Data entries

=-=-=-=-=

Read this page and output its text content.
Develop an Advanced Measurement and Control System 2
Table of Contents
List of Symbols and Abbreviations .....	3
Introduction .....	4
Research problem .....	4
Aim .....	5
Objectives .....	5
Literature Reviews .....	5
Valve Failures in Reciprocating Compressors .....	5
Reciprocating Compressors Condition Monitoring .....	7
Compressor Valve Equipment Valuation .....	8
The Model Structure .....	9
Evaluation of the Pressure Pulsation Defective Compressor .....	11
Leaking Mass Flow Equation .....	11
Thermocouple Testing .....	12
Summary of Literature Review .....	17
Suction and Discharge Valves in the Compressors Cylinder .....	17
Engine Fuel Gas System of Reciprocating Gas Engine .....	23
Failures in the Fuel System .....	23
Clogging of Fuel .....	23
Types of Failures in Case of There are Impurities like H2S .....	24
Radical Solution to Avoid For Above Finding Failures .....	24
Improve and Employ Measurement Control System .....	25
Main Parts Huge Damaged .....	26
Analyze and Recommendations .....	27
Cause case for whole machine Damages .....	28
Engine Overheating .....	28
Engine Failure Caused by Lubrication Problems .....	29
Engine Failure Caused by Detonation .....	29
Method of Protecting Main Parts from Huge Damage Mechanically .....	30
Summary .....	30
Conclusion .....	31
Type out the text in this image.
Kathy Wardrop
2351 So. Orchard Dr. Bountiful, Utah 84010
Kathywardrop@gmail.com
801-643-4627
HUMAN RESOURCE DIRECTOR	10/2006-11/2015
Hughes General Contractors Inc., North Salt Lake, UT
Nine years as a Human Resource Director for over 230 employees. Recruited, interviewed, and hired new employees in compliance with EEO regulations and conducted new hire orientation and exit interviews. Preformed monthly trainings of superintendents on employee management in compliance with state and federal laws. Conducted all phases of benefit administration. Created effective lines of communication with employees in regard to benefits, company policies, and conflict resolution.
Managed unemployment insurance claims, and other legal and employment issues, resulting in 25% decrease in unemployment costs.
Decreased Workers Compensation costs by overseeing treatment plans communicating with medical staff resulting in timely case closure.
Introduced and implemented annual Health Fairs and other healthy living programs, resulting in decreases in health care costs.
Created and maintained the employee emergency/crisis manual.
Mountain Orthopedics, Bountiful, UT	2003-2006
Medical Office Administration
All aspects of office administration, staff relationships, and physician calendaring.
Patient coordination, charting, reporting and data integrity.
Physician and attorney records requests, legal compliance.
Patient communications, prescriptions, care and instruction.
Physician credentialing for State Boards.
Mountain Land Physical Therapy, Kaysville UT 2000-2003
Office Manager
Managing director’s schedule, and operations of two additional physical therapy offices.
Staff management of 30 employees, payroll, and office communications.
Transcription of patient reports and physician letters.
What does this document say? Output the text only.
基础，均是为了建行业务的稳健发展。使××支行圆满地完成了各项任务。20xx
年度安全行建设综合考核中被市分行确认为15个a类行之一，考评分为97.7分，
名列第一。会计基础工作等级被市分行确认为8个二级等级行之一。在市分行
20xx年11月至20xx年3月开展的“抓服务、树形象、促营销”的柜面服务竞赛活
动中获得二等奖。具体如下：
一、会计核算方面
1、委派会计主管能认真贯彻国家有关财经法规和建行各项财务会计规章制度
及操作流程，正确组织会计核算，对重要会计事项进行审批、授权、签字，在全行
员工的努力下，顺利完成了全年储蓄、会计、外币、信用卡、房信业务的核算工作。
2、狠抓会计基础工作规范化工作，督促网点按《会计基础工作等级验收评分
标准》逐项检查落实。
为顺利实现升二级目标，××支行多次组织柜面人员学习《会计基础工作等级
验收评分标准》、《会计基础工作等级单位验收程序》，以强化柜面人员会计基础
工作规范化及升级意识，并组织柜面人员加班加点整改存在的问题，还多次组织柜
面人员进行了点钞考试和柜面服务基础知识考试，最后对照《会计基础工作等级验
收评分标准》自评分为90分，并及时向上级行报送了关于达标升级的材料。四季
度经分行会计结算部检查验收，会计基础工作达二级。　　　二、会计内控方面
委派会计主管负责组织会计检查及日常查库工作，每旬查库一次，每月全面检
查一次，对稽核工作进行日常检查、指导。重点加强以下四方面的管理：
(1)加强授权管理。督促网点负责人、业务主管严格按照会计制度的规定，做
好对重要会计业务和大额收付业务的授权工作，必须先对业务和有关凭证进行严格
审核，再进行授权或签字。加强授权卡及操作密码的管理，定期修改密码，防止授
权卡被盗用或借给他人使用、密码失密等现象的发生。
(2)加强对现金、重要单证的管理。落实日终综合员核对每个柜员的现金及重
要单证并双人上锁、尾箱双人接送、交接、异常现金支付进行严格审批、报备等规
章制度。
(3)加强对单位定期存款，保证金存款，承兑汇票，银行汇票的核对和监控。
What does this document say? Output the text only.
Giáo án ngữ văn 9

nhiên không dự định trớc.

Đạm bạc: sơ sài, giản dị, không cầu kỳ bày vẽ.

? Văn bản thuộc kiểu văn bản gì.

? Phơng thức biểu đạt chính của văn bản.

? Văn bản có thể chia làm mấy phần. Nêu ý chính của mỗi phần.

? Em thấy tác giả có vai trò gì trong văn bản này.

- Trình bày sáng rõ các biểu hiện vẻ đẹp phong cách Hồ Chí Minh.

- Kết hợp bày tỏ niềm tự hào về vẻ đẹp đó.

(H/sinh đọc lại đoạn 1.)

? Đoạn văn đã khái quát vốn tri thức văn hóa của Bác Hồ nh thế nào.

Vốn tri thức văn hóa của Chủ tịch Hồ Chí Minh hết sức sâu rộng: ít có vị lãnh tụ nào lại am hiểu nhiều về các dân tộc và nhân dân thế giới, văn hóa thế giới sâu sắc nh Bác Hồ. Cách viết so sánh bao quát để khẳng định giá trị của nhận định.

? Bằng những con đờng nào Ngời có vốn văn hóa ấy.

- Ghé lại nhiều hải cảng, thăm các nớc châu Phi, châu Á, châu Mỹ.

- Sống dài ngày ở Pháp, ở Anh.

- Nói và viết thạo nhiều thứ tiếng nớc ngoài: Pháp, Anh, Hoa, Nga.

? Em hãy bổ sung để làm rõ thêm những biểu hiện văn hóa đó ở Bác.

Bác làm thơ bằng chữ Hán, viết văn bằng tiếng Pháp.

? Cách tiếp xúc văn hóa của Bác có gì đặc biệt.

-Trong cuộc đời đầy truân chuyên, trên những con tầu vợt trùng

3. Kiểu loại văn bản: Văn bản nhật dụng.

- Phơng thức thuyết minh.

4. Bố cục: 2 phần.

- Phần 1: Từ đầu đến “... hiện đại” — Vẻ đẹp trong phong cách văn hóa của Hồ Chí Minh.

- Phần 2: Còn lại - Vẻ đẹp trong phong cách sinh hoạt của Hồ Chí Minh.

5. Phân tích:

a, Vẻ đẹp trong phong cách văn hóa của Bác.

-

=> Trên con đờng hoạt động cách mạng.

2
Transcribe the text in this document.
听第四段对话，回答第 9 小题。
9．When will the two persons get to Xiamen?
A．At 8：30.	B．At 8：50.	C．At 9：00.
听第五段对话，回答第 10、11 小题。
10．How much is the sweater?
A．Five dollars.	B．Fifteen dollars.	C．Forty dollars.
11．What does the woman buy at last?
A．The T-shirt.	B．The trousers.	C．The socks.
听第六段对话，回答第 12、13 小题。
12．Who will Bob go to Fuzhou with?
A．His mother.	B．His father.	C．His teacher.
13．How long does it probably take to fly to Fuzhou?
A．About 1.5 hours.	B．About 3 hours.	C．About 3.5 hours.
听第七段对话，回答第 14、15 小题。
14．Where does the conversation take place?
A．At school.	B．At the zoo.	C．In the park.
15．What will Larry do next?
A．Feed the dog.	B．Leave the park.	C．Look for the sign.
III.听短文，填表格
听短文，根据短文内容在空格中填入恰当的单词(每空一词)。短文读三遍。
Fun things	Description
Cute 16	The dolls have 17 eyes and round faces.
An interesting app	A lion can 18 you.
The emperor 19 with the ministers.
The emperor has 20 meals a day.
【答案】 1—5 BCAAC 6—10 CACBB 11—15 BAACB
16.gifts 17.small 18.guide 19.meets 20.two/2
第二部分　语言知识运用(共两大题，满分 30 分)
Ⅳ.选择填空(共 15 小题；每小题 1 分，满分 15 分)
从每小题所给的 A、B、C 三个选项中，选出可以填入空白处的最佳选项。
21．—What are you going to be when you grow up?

=-=-=-=-=

### Directions:
Pick every line with "Compressors" in it and copy it.

### Exercise result:
Valve Failures in Reciprocating Compressors .....	5
Reciprocating Compressors Condition Monitoring .....	7
Suction and Discharge Valves in the Compressors Cylinder .....	17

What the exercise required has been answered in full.